▶ **Task to carry out**
Restate the full set of records exactly, without adding or dropping a word.

──────────

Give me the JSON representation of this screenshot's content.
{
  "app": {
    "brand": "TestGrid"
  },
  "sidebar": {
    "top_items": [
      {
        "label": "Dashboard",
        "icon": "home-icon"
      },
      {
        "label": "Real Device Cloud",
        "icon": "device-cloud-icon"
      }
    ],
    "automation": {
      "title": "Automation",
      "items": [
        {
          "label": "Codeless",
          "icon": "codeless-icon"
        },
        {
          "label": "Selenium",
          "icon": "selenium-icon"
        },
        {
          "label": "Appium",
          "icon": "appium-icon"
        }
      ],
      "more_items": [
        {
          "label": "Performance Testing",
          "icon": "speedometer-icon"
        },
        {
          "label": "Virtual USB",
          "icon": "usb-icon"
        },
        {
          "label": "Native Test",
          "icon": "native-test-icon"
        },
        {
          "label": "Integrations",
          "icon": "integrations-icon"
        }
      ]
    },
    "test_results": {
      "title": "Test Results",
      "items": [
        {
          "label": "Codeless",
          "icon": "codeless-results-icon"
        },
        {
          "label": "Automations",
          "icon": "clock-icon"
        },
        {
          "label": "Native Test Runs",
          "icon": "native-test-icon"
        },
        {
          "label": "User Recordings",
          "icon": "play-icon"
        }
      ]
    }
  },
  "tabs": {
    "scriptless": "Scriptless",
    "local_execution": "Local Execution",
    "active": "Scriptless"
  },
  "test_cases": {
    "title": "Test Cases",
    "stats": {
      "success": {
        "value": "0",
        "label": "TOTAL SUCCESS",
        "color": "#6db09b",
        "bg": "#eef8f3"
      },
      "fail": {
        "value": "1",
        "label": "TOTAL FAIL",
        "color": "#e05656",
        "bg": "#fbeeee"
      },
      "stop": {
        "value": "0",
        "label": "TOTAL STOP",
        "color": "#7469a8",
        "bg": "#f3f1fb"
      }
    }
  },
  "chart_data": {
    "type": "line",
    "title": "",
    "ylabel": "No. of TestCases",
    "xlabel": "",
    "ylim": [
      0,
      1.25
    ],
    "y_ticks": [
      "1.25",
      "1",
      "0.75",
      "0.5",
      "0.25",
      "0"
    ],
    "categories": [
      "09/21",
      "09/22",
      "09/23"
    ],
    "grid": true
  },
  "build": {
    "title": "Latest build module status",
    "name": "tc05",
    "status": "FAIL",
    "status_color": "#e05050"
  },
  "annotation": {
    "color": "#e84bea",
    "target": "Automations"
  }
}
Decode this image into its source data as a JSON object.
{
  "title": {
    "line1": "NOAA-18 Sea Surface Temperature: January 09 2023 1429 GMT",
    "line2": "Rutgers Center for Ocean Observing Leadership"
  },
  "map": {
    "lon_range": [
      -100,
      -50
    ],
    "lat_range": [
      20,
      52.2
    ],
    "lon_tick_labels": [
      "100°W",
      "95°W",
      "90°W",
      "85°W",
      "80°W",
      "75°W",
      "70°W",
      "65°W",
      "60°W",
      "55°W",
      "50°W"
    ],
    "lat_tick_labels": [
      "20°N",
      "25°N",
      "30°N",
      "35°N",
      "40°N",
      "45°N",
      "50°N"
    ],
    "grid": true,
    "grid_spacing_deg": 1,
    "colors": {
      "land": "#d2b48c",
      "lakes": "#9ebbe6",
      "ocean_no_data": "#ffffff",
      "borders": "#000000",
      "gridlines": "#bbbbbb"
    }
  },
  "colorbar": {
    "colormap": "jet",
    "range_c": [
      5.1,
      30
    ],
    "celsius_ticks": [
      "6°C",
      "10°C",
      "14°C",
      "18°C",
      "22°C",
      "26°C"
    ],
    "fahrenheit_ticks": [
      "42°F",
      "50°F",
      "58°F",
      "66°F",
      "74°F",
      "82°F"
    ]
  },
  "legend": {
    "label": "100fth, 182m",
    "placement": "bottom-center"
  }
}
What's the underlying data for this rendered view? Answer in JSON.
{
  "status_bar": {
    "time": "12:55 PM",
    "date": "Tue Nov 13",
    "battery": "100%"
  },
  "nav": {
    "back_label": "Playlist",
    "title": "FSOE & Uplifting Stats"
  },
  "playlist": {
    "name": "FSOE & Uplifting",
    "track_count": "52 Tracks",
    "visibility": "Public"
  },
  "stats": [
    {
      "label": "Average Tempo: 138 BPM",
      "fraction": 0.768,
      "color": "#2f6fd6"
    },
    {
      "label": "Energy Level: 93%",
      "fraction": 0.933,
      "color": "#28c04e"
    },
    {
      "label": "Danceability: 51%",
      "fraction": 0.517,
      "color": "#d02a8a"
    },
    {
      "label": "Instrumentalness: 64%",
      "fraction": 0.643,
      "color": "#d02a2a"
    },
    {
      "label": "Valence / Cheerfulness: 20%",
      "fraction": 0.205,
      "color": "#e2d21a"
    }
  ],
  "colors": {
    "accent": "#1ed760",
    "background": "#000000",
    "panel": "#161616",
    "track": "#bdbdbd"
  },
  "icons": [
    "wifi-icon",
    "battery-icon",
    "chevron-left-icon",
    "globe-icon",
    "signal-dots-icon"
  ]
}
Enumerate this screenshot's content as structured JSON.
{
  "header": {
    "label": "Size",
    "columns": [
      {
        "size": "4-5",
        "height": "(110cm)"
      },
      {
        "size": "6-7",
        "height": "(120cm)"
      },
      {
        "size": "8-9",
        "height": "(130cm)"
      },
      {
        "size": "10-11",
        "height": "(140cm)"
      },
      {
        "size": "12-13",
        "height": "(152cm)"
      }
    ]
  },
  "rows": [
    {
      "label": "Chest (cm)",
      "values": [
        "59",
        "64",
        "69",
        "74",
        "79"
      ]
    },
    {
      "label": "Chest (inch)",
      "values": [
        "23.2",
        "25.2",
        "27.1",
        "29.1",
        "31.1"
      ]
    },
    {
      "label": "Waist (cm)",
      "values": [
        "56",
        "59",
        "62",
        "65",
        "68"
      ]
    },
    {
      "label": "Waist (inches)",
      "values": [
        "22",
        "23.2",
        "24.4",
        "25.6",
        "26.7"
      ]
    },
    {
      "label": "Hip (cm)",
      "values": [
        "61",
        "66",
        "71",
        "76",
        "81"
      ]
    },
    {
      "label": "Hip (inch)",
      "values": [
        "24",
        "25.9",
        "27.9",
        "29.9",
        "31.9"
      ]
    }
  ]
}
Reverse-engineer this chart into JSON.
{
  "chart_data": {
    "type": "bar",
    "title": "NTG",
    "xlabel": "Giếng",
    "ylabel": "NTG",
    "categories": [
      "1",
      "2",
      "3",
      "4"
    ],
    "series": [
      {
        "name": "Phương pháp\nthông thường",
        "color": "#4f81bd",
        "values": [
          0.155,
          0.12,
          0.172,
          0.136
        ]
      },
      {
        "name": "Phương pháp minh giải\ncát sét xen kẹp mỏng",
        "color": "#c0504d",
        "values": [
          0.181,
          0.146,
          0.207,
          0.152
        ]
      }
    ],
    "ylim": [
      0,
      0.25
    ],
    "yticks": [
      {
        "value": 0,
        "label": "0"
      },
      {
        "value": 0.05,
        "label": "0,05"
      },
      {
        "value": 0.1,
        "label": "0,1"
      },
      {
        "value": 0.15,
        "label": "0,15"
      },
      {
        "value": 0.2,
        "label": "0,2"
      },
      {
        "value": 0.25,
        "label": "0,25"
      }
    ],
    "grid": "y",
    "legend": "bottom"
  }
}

──────────

▶ **Expected answer**
Give me the JSON representation of this screenshot's content.
{
  "app": {
    "brand": "TestGrid"
  },
  "sidebar": {
    "top_items": [
      {
        "label": "Dashboard",
        "icon": "home-icon"
      },
      {
        "label": "Real Device Cloud",
        "icon": "device-cloud-icon"
      }
    ],
    "automation": {
      "title": "Automation",
      "items": [
        {
          "label": "Codeless",
          "icon": "codeless-icon"
        },
        {
          "label": "Selenium",
          "icon": "selenium-icon"
        },
        {
          "label": "Appium",
          "icon": "appium-icon"
        }
      ],
      "more_items": [
        {
          "label": "Performance Testing",
          "icon": "speedometer-icon"
        },
        {
          "label": "Virtual USB",
          "icon": "usb-icon"
        },
        {
          "label": "Native Test",
          "icon": "native-test-icon"
        },
        {
          "label": "Integrations",
          "icon": "integrations-icon"
        }
      ]
    },
    "test_results": {
      "title": "Test Results",
      "items": [
        {
          "label": "Codeless",
          "icon": "codeless-results-icon"
        },
        {
          "label": "Automations",
          "icon": "clock-icon"
        },
        {
          "label": "Native Test Runs",
          "icon": "native-test-icon"
        },
        {
          "label": "User Recordings",
          "icon": "play-icon"
        }
      ]
    }
  },
  "tabs": {
    "scriptless": "Scriptless",
    "local_execution": "Local Execution",
    "active": "Scriptless"
  },
  "test_cases": {
    "title": "Test Cases",
    "stats": {
      "success": {
        "value": "0",
        "label": "TOTAL SUCCESS",
        "color": "#6db09b",
        "bg": "#eef8f3"
      },
      "fail": {
        "value": "1",
        "label": "TOTAL FAIL",
        "color": "#e05656",
        "bg": "#fbeeee"
      },
      "stop": {
        "value": "0",
        "label": "TOTAL STOP",
        "color": "#7469a8",
        "bg": "#f3f1fb"
      }
    }
  },
  "chart_data": {
    "type": "line",
    "title": "",
    "ylabel": "No. of TestCases",
    "xlabel": "",
    "ylim": [
      0,
      1.25
    ],
    "y_ticks": [
      "1.25",
      "1",
      "0.75",
      "0.5",
      "0.25",
      "0"
    ],
    "categories": [
      "09/21",
      "09/22",
      "09/23"
    ],
    "grid": true
  },
  "build": {
    "title": "Latest build module status",
    "name": "tc05",
    "status": "FAIL",
    "status_color": "#e05050"
  },
  "annotation": {
    "color": "#e84bea",
    "target": "Automations"
  }
}
Decode this image into its source data as a JSON object.
{
  "title": {
    "line1": "NOAA-18 Sea Surface Temperature: January 09 2023 1429 GMT",
    "line2": "Rutgers Center for Ocean Observing Leadership"
  },
  "map": {
    "lon_range": [
      -100,
      -50
    ],
    "lat_range": [
      20,
      52.2
    ],
    "lon_tick_labels": [
      "100°W",
      "95°W",
      "90°W",
      "85°W",
      "80°W",
      "75°W",
      "70°W",
      "65°W",
      "60°W",
      "55°W",
      "50°W"
    ],
    "lat_tick_labels": [
      "20°N",
      "25°N",
      "30°N",
      "35°N",
      "40°N",
      "45°N",
      "50°N"
    ],
    "grid": true,
    "grid_spacing_deg": 1,
    "colors": {
      "land": "#d2b48c",
      "lakes": "#9ebbe6",
      "ocean_no_data": "#ffffff",
      "borders": "#000000",
      "gridlines": "#bbbbbb"
    }
  },
  "colorbar": {
    "colormap": "jet",
    "range_c": [
      5.1,
      30
    ],
    "celsius_ticks": [
      "6°C",
      "10°C",
      "14°C",
      "18°C",
      "22°C",
      "26°C"
    ],
    "fahrenheit_ticks": [
      "42°F",
      "50°F",
      "58°F",
      "66°F",
      "74°F",
      "82°F"
    ]
  },
  "legend": {
    "label": "100fth, 182m",
    "placement": "bottom-center"
  }
}
What's the underlying data for this rendered view? Answer in JSON.
{
  "status_bar": {
    "time": "12:55 PM",
    "date": "Tue Nov 13",
    "battery": "100%"
  },
  "nav": {
    "back_label": "Playlist",
    "title": "FSOE & Uplifting Stats"
  },
  "playlist": {
    "name": "FSOE & Uplifting",
    "track_count": "52 Tracks",
    "visibility": "Public"
  },
  "stats": [
    {
      "label": "Average Tempo: 138 BPM",
      "fraction": 0.768,
      "color": "#2f6fd6"
    },
    {
      "label": "Energy Level: 93%",
      "fraction": 0.933,
      "color": "#28c04e"
    },
    {
      "label": "Danceability: 51%",
      "fraction": 0.517,
      "color": "#d02a8a"
    },
    {
      "label": "Instrumentalness: 64%",
      "fraction": 0.643,
      "color": "#d02a2a"
    },
    {
      "label": "Valence / Cheerfulness: 20%",
      "fraction": 0.205,
      "color": "#e2d21a"
    }
  ],
  "colors": {
    "accent": "#1ed760",
    "background": "#000000",
    "panel": "#161616",
    "track": "#bdbdbd"
  },
  "icons": [
    "wifi-icon",
    "battery-icon",
    "chevron-left-icon",
    "globe-icon",
    "signal-dots-icon"
  ]
}
Enumerate this screenshot's content as structured JSON.
{
  "header": {
    "label": "Size",
    "columns": [
      {
        "size": "4-5",
        "height": "(110cm)"
      },
      {
        "size": "6-7",
        "height": "(120cm)"
      },
      {
        "size": "8-9",
        "height": "(130cm)"
      },
      {
        "size": "10-11",
        "height": "(140cm)"
      },
      {
        "size": "12-13",
        "height": "(152cm)"
      }
    ]
  },
  "rows": [
    {
      "label": "Chest (cm)",
      "values": [
        "59",
        "64",
        "69",
        "74",
        "79"
      ]
    },
    {
      "label": "Chest (inch)",
      "values": [
        "23.2",
        "25.2",
        "27.1",
        "29.1",
        "31.1"
      ]
    },
    {
      "label": "Waist (cm)",
      "values": [
        "56",
        "59",
        "62",
        "65",
        "68"
      ]
    },
    {
      "label": "Waist (inches)",
      "values": [
        "22",
        "23.2",
        "24.4",
        "25.6",
        "26.7"
      ]
    },
    {
      "label": "Hip (cm)",
      "values": [
        "61",
        "66",
        "71",
        "76",
        "81"
      ]
    },
    {
      "label": "Hip (inch)",
      "values": [
        "24",
        "25.9",
        "27.9",
        "29.9",
        "31.9"
      ]
    }
  ]
}
Reverse-engineer this chart into JSON.
{
  "chart_data": {
    "type": "bar",
    "title": "NTG",
    "xlabel": "Giếng",
    "ylabel": "NTG",
    "categories": [
      "1",
      "2",
      "3",
      "4"
    ],
    "series": [
      {
        "name": "Phương pháp\nthông thường",
        "color": "#4f81bd",
        "values": [
          0.155,
          0.12,
          0.172,
          0.136
        ]
      },
      {
        "name": "Phương pháp minh giải\ncát sét xen kẹp mỏng",
        "color": "#c0504d",
        "values": [
          0.181,
          0.146,
          0.207,
          0.152
        ]
      }
    ],
    "ylim": [
      0,
      0.25
    ],
    "yticks": [
      {
        "value": 0,
        "label": "0"
      },
      {
        "value": 0.05,
        "label": "0,05"
      },
      {
        "value": 0.1,
        "label": "0,1"
      },
      {
        "value": 0.15,
        "label": "0,15"
      },
      {
        "value": 0.2,
        "label": "0,2"
      },
      {
        "value": 0.25,
        "label": "0,25"
      }
    ],
    "grid": "y",
    "legend": "bottom"
  }
}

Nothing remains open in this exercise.